#### WHAT IS EXPECTED
State the number of lines that include the string "Price", and write nothing else.

***** STORED RECORDS *****

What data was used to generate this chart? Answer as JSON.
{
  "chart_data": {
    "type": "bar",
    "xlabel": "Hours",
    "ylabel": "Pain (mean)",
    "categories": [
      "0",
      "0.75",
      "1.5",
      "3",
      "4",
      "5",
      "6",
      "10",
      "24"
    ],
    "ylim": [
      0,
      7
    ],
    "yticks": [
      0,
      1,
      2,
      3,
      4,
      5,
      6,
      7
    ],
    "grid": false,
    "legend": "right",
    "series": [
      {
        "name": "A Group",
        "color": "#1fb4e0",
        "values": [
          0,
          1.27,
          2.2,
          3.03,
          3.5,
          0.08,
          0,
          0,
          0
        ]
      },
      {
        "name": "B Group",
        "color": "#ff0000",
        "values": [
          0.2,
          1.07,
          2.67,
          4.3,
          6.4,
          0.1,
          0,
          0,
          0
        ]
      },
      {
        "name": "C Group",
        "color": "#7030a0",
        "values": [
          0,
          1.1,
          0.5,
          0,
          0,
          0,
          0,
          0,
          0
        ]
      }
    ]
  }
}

*****
***** STORED RECORDS *****

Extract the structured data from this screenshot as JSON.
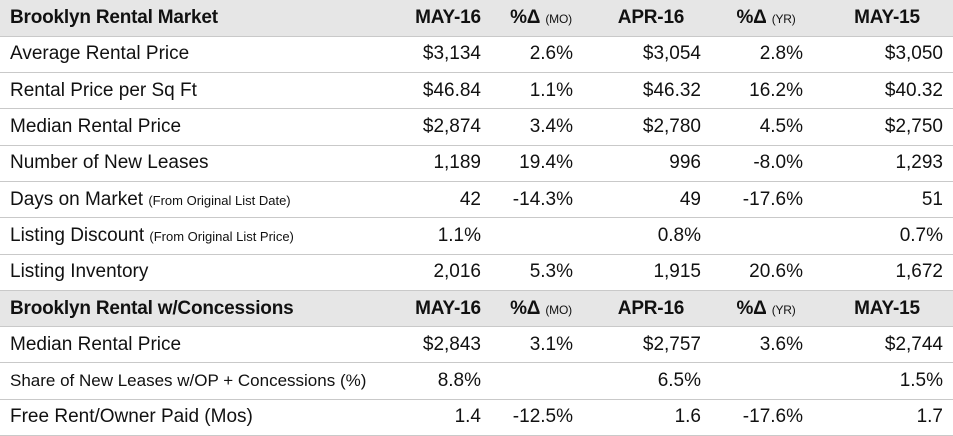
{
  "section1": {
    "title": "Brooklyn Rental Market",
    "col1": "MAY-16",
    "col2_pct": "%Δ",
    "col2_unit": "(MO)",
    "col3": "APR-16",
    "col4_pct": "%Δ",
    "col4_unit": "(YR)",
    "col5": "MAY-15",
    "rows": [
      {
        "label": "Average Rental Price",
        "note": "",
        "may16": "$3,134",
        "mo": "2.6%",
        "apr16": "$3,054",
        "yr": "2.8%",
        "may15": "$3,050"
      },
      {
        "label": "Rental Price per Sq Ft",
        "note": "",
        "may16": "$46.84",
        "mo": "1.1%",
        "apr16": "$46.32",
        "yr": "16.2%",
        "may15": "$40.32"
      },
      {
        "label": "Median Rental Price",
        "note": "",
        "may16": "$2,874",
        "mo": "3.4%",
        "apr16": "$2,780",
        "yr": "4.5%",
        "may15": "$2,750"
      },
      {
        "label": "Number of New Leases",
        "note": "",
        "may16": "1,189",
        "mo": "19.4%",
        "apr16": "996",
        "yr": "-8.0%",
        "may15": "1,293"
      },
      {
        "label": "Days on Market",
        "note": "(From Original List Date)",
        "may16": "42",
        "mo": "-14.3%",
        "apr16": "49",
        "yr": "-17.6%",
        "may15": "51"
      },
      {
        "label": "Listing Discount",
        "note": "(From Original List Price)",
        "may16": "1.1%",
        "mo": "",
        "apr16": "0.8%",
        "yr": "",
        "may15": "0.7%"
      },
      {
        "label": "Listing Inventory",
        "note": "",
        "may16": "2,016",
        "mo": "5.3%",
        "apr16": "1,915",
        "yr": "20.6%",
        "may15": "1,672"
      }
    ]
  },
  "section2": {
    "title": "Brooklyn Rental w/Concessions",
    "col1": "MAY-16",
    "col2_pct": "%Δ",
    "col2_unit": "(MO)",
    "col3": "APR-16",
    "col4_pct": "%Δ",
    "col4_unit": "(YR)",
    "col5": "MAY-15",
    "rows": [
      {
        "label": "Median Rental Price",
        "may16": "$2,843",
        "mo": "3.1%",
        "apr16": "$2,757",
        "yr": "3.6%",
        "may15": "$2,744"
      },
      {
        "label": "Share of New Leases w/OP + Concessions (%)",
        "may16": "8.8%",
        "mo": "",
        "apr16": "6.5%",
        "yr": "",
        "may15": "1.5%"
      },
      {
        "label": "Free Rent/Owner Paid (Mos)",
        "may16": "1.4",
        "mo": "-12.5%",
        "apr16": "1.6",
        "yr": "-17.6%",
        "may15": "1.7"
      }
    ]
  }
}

*****
***** STORED RECORDS *****

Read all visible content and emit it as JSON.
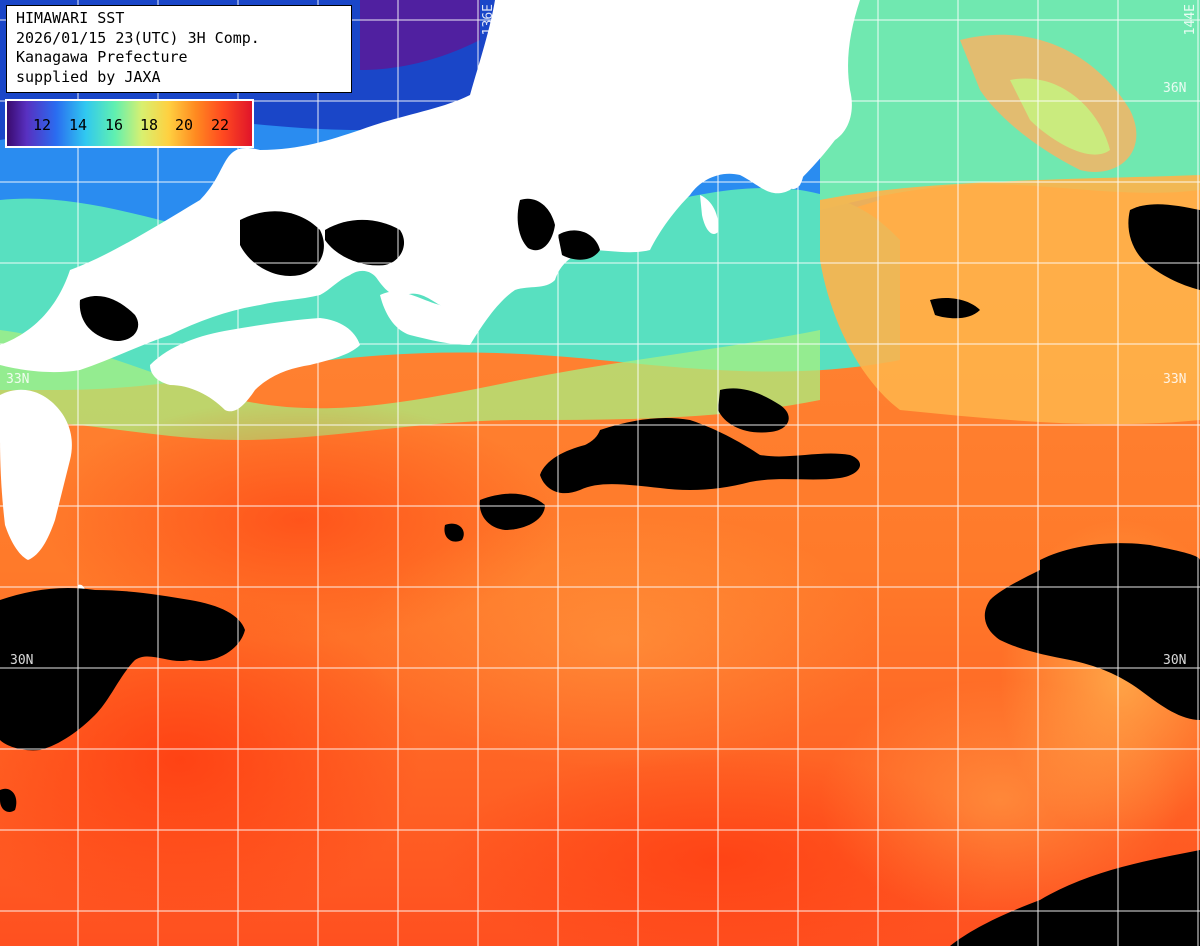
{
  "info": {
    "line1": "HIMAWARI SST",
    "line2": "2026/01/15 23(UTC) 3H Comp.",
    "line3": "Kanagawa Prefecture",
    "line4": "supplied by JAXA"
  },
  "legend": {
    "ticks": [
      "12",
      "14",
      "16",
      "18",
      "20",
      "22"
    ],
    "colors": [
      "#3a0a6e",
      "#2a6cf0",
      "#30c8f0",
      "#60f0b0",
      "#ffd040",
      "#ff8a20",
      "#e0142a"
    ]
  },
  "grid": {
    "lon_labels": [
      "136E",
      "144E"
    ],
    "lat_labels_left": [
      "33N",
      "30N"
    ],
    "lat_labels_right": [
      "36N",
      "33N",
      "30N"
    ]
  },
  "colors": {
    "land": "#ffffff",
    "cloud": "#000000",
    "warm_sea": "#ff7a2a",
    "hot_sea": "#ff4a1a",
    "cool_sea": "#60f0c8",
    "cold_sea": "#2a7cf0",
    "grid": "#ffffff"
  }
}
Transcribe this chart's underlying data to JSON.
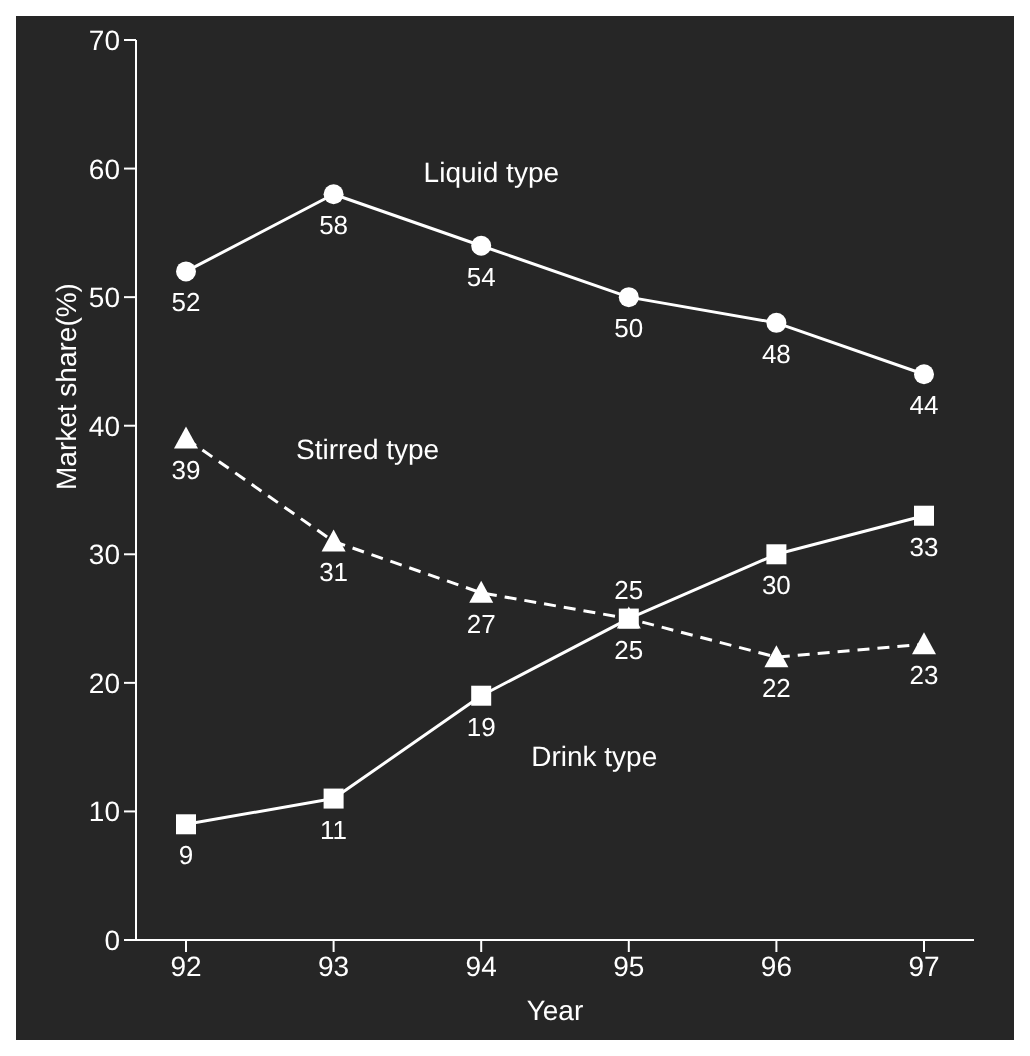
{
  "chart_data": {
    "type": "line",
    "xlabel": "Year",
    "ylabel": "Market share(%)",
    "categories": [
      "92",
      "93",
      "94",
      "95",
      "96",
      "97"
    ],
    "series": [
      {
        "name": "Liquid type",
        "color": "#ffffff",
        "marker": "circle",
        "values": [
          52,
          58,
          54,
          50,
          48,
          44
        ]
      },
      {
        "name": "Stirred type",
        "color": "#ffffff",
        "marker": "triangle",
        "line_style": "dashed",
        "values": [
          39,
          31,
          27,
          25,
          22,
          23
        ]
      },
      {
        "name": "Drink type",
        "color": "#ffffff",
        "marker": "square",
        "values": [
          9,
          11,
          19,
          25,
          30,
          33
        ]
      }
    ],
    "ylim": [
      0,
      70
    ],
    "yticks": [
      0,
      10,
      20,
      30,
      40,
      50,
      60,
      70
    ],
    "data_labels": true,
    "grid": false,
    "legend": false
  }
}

*****

#### SOLUTION
5